··· PROVIDED INFORMATION

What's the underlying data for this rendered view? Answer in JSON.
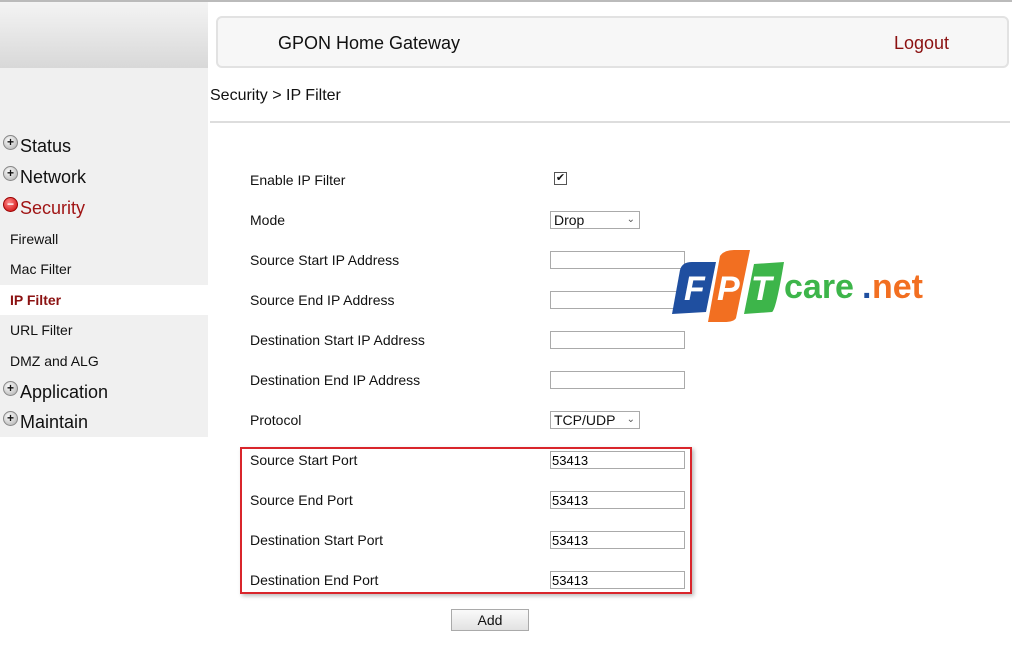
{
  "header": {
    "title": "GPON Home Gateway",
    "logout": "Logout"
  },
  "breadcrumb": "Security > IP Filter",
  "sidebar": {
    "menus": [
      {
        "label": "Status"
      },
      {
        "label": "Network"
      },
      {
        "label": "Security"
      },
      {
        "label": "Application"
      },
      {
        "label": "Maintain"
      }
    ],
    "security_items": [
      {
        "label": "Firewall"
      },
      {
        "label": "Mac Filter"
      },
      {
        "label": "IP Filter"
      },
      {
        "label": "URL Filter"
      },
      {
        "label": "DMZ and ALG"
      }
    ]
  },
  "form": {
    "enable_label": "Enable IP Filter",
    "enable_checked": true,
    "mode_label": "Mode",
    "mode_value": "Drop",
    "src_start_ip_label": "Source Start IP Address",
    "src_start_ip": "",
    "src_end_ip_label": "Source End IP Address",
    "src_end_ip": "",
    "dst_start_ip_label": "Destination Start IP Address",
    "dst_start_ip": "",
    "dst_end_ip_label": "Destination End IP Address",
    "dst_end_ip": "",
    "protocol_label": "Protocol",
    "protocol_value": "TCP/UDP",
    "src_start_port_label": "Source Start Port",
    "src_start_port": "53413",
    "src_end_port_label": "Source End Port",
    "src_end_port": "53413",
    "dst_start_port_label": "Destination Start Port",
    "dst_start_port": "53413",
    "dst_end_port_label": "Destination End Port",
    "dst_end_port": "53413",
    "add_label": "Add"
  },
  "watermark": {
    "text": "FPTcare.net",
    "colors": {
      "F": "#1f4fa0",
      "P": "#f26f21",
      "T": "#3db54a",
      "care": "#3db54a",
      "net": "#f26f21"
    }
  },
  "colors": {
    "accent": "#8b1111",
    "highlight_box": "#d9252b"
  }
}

······

Copy every line of the data exactly as written, excluding the pictures.

What's the underlying data for this rendered view? Answer in JSON.
{
  "header": {
    "title": "GPON Home Gateway",
    "logout": "Logout"
  },
  "breadcrumb": "Security > IP Filter",
  "sidebar": {
    "menus": [
      {
        "label": "Status"
      },
      {
        "label": "Network"
      },
      {
        "label": "Security"
      },
      {
        "label": "Application"
      },
      {
        "label": "Maintain"
      }
    ],
    "security_items": [
      {
        "label": "Firewall"
      },
      {
        "label": "Mac Filter"
      },
      {
        "label": "IP Filter"
      },
      {
        "label": "URL Filter"
      },
      {
        "label": "DMZ and ALG"
      }
    ]
  },
  "form": {
    "enable_label": "Enable IP Filter",
    "enable_checked": true,
    "mode_label": "Mode",
    "mode_value": "Drop",
    "src_start_ip_label": "Source Start IP Address",
    "src_start_ip": "",
    "src_end_ip_label": "Source End IP Address",
    "src_end_ip": "",
    "dst_start_ip_label": "Destination Start IP Address",
    "dst_start_ip": "",
    "dst_end_ip_label": "Destination End IP Address",
    "dst_end_ip": "",
    "protocol_label": "Protocol",
    "protocol_value": "TCP/UDP",
    "src_start_port_label": "Source Start Port",
    "src_start_port": "53413",
    "src_end_port_label": "Source End Port",
    "src_end_port": "53413",
    "dst_start_port_label": "Destination Start Port",
    "dst_start_port": "53413",
    "dst_end_port_label": "Destination End Port",
    "dst_end_port": "53413",
    "add_label": "Add"
  },
  "watermark": {
    "text": "FPTcare.net",
    "colors": {
      "F": "#1f4fa0",
      "P": "#f26f21",
      "T": "#3db54a",
      "care": "#3db54a",
      "net": "#f26f21"
    }
  },
  "colors": {
    "accent": "#8b1111",
    "highlight_box": "#d9252b"
  }
}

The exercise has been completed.